BRIEF ->
Pick out every line that holds the string "Dorf" and copy it.

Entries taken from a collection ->
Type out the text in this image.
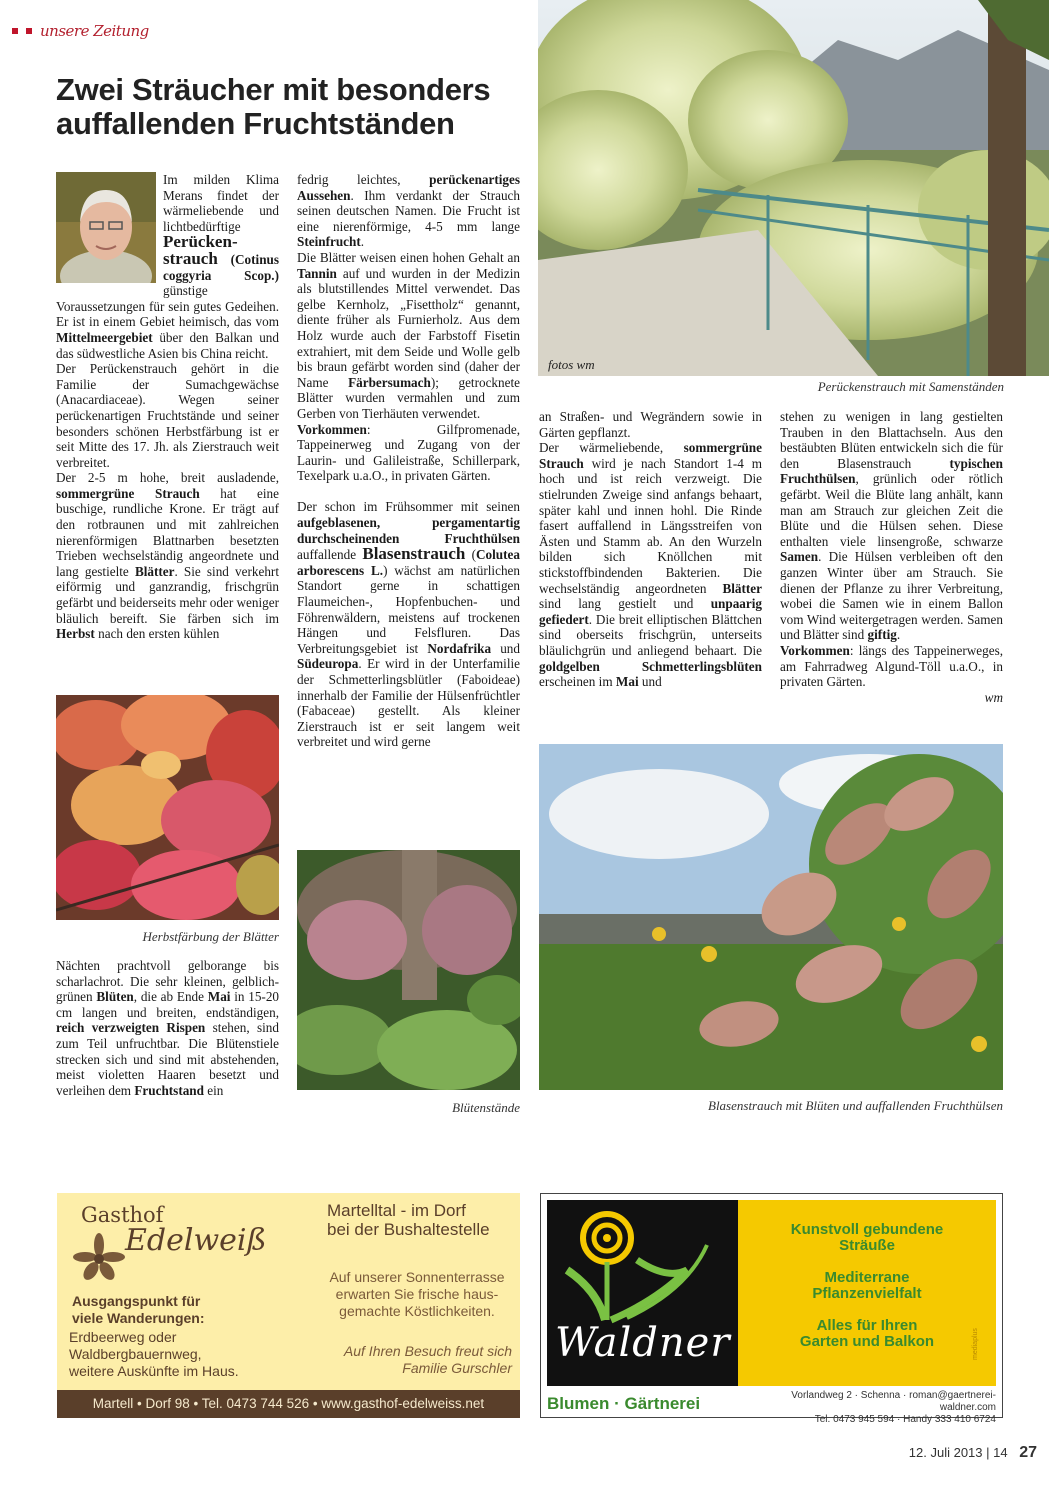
unsere Zeitung
Zwei Sträucher mit besonders
auffallenden Fruchtständen
fotos wm
Perückenstrauch mit Samenständen

Im milden Klima Merans findet der wärmeliebende und lichtbedürftige Perückenstrauch (Cotinus coggyria Scop.) günstige Voraussetzungen für sein gutes Gedeihen. Er ist in einem Gebiet heimisch, das vom Mittelmeergebiet über den Balkan und das südwestliche Asien bis China reicht.

Der Perückenstrauch gehört in die Familie der Sumachgewächse (Anacardiaceae). Wegen seiner perückenartigen Fruchtstände und seiner besonders schönen Herbstfärbung ist er seit Mitte des 17. Jh. als Zierstrauch weit verbreitet.

Der 2-5 m hohe, breit ausladende, sommergrüne Strauch hat eine buschige, rundliche Krone. Er trägt auf den rotbraunen und mit zahlreichen nierenförmigen Blattnarben besetzten Trieben wechselständig angeordnete und lang gestielte Blätter. Sie sind verkehrt eiförmig und ganzrandig, frischgrün gefärbt und beiderseits mehr oder weniger bläulich bereift. Sie färben sich im Herbst nach den ersten kühlen

Herbstfärbung der Blätter

Nächten prachtvoll gelborange bis scharlachrot. Die sehr kleinen, gelblich-grünen Blüten, die ab Ende Mai in 15-20 cm langen und breiten, endständigen, reich verzweigten Rispen stehen, sind zum Teil unfruchtbar. Die Blütenstiele strecken sich und sind mit abstehenden, meist violetten Haaren besetzt und verleihen dem Fruchtstand ein

fedrig leichtes, perückenartiges Aussehen. Ihm verdankt der Strauch seinen deutschen Namen. Die Frucht ist eine nierenförmige, 4-5 mm lange Steinfrucht.

Die Blätter weisen einen hohen Gehalt an Tannin auf und wurden in der Medizin als blutstillendes Mittel verwendet. Das gelbe Kernholz, „Fisettholz“ genannt, diente früher als Furnierholz. Aus dem Holz wurde auch der Farbstoff Fisetin extrahiert, mit dem Seide und Wolle gelb bis braun gefärbt worden sind (daher der Name Färbersumach); getrocknete Blätter wurden vermahlen und zum Gerben von Tierhäuten verwendet.

Vorkommen: Gilfpromenade, Tappeinerweg und Zugang von der Laurin- und Galileistraße, Schillerpark, Texelpark u.a.O., in privaten Gärten.

Der schon im Frühsommer mit seinen aufgeblasenen, pergamentartig durchscheinenden Fruchthülsen auffallende Blasenstrauch (Colutea arborescens L.) wächst am natürlichen Standort gerne in schattigen Flaumeichen-, Hopfenbuchen- und Föhrenwäldern, meistens auf trockenen Hängen und Felsfluren. Das Verbreitungsgebiet ist Nordafrika und Südeuropa. Er wird in der Unterfamilie der Schmetterlingsblütler (Faboideae) innerhalb der Familie der Hülsenfrüchtler (Fabaceae) gestellt. Als kleiner Zierstrauch ist er seit langem weit verbreitet und wird gerne

Blütenstände

an Straßen- und Wegrändern sowie in Gärten gepflanzt.

Der wärmeliebende, sommergrüne Strauch wird je nach Standort 1-4 m hoch und ist reich verzweigt. Die stielrunden Zweige sind anfangs behaart, später kahl und innen hohl. Die Rinde fasert auffallend in Längsstreifen von Ästen und Stamm ab. An den Wurzeln bilden sich Knöllchen mit stickstoffbindenden Bakterien. Die wechselständig angeordneten Blätter sind lang gestielt und unpaarig gefiedert. Die breit elliptischen Blättchen sind oberseits frischgrün, unterseits bläulichgrün und anliegend behaart. Die goldgelben Schmetterlingsblüten erscheinen im Mai und

stehen zu wenigen in lang gestielten Trauben in den Blattachseln. Aus den bestäubten Blüten entwickeln sich die für den Blasenstrauch typischen Fruchthülsen, grünlich oder rötlich gefärbt. Weil die Blüte lang anhält, kann man am Strauch zur gleichen Zeit die Blüte und die Hülsen sehen. Diese enthalten viele linsengroße, schwarze Samen. Die Hülsen verbleiben oft den ganzen Winter über am Strauch. Sie dienen der Pflanze zu ihrer Verbreitung, wobei die Samen wie in einem Ballon vom Wind weitergetragen werden. Samen und Blätter sind giftig.

Vorkommen: längs des Tappeinerweges, am Fahrradweg Algund-Töll u.a.O., in privaten Gärten.

wm

Blasenstrauch mit Blüten und auffallenden Fruchthülsen
Gasthof
Edelweiß
Martelltal - im Dorf
bei der Bushaltestelle
Auf unserer Sonnenterrasse
erwarten Sie frische haus-
gemachte Köstlichkeiten.
Auf Ihren Besuch freut sich
Familie Gurschler
Ausgangspunkt für
viele Wanderungen:
Erdbeerweg oder
Waldbergbauernweg,
weitere Auskünfte im Haus.
Martell • Dorf 98 • Tel. 0473 744 526 • www.gasthof-edelweiss.net
Waldner
Blumen · Gärtnerei
Kunstvoll gebundene
Sträuße
Mediterrane
Pflanzenvielfalt
Alles für Ihren
Garten und Balkon	mediaplus
Vorlandweg 2 · Schenna · roman@gaertnerei-waldner.com
Tel. 0473 945 594 · Handy 333 410 6724
12. Juli 2013 | 14 27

IN RESPONSE ->
Martelltal - im Dorf
Martell • Dorf 98 • Tel. 0473 744 526 • www.gasthof-edelweiss.net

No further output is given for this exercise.